**Your task:**
Go through the records and show each line where the word "mieć" occurs.

**Data entries:**
-- start --

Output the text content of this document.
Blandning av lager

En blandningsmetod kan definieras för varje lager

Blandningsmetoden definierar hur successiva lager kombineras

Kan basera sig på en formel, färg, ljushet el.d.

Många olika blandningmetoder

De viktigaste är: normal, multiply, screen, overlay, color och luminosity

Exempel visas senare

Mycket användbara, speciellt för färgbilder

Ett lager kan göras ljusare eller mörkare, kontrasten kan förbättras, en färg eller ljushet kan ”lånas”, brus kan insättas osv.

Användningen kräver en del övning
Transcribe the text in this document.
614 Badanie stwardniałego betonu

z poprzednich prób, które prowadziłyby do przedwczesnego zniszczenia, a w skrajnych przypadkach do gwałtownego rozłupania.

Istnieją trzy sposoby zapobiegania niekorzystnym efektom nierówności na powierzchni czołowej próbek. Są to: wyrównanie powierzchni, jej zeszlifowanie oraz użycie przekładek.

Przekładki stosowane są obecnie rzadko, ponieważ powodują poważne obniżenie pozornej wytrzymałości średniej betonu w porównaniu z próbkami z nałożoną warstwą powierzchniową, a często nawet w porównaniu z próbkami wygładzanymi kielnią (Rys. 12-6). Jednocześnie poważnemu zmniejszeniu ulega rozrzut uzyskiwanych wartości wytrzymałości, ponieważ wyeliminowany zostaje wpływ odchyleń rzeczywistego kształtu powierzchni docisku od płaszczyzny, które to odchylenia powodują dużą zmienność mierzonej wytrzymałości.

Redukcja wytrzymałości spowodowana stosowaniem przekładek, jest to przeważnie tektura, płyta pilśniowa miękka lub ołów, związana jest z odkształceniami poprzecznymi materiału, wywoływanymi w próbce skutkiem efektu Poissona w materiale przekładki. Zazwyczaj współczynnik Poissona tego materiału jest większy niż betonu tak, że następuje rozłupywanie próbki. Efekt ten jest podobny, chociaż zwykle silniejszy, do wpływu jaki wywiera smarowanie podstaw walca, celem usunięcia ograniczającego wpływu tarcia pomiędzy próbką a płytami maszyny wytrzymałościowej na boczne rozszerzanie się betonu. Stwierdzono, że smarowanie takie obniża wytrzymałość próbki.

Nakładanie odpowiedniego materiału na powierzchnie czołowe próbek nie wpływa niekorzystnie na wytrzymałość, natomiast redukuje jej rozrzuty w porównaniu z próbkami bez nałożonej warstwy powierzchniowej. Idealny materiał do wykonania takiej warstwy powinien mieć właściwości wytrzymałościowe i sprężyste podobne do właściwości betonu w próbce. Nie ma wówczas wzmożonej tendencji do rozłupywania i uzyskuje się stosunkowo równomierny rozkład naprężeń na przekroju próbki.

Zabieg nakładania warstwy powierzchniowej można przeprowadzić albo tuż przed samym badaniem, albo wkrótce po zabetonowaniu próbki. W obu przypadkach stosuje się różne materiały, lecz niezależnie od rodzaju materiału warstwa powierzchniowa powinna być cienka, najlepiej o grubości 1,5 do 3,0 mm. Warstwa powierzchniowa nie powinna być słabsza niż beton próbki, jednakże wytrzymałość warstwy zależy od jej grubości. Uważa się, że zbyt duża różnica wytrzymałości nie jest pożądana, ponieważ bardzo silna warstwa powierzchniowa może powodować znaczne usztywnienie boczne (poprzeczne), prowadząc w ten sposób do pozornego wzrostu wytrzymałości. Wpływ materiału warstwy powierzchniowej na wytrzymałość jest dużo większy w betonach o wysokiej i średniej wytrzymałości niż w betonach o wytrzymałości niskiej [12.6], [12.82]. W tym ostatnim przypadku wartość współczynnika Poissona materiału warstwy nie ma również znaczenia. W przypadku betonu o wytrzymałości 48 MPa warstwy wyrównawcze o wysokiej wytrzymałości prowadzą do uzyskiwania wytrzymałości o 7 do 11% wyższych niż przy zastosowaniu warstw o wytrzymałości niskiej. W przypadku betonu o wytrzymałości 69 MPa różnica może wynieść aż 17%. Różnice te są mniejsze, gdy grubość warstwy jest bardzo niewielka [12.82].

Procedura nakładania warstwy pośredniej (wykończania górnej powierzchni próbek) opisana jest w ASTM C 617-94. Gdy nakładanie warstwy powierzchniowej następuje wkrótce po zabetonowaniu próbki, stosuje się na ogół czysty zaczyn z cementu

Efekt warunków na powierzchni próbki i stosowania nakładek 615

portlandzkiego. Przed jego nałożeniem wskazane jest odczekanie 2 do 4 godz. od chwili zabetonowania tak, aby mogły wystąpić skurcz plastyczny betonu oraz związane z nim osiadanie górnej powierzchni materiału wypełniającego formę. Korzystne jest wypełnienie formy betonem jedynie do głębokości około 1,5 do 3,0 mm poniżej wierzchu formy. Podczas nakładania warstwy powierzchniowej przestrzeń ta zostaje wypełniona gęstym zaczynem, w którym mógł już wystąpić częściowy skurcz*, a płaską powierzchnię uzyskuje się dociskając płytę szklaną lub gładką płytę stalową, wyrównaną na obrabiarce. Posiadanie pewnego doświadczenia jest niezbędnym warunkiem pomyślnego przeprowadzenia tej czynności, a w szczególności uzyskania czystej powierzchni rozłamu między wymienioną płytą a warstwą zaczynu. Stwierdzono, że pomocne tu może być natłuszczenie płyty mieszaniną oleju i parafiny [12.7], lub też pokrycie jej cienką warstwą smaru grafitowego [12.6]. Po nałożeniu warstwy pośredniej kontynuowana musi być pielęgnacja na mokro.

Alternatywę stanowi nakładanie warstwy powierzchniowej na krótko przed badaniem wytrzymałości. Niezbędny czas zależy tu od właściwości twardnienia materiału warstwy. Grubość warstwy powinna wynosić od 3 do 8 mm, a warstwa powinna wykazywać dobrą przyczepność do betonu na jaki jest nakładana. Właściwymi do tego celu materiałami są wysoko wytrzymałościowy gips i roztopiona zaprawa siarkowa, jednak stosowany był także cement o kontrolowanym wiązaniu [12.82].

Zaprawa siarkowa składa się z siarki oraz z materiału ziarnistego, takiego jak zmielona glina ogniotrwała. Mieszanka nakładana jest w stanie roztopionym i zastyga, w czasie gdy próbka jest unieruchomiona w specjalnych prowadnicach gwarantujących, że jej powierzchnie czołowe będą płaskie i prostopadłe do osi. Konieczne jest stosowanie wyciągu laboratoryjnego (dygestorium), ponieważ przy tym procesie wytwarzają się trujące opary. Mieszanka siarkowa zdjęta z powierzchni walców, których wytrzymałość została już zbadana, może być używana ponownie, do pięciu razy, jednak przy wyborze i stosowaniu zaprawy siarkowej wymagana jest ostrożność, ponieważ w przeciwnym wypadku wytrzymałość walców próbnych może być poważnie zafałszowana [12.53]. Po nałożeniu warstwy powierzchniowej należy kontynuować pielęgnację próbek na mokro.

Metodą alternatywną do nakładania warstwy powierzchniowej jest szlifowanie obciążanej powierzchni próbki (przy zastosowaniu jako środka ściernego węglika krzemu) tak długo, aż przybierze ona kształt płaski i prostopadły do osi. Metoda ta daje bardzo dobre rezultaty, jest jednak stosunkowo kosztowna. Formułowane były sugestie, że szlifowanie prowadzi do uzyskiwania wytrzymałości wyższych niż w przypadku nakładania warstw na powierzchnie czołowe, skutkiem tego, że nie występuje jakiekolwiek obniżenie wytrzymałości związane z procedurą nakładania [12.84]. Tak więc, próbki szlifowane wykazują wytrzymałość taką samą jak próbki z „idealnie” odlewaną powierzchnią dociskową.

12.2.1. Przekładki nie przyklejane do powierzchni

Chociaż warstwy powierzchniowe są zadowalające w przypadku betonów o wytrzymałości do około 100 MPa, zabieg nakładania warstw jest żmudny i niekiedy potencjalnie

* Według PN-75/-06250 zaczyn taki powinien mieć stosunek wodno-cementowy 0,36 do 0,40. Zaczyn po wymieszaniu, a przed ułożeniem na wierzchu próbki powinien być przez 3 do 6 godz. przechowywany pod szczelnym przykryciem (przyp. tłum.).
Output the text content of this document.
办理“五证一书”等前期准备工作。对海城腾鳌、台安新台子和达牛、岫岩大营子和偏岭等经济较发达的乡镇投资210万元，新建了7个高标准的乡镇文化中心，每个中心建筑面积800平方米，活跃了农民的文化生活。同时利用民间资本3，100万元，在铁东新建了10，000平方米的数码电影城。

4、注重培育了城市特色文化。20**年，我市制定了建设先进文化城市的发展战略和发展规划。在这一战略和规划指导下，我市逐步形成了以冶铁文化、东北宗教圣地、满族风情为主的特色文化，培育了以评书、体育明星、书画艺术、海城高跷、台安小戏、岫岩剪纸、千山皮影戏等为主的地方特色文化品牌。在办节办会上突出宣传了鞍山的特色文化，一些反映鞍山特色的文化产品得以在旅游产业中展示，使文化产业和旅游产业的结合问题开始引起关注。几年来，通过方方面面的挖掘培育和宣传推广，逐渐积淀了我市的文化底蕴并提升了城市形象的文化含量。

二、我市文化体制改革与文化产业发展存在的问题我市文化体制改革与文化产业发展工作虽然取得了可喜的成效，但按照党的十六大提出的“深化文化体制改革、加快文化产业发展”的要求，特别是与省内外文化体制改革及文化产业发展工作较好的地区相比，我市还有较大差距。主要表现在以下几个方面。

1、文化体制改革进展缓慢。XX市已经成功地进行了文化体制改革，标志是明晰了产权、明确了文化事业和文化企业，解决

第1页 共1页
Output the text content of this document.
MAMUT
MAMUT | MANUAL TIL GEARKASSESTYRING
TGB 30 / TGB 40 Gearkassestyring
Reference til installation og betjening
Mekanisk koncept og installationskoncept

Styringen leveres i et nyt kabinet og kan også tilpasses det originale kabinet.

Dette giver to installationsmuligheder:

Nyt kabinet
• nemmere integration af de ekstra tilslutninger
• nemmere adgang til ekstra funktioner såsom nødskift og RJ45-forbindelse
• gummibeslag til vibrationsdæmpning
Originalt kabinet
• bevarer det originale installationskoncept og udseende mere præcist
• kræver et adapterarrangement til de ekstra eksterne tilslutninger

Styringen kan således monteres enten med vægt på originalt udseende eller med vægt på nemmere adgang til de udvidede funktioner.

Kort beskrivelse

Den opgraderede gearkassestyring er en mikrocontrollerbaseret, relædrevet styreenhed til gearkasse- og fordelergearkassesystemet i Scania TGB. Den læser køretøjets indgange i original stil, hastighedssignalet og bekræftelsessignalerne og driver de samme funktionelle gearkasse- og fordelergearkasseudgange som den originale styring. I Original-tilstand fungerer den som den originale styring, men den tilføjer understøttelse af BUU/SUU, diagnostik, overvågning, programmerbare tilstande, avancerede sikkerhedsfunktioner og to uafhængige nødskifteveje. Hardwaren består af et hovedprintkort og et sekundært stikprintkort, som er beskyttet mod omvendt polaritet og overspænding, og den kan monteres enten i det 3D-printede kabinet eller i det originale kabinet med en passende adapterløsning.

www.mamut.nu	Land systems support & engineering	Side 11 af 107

-- end --

**Answer:**
Nakładanie odpowiedniego materiału na powierzchnie czołowe próbek nie wpływa niekorzystnie na wytrzymałość, natomiast redukuje jej rozrzuty w porównaniu z próbkami bez nałożonej warstwy powierzchniowej. Idealny materiał do wykonania takiej warstwy powinien mieć właściwości wytrzymałościowe i sprężyste podobne do właściwości betonu w próbce. Nie ma wówczas wzmożonej tendencji do rozłupywania i uzyskuje się stosunkowo równomierny rozkład naprężeń na przekroju próbki.
* Według PN-75/-06250 zaczyn taki powinien mieć stosunek wodno-cementowy 0,36 do 0,40. Zaczyn po wymieszaniu, a przed ułożeniem na wierzchu próbki powinien być przez 3 do 6 godz. przechowywany pod szczelnym przykryciem (przyp. tłum.).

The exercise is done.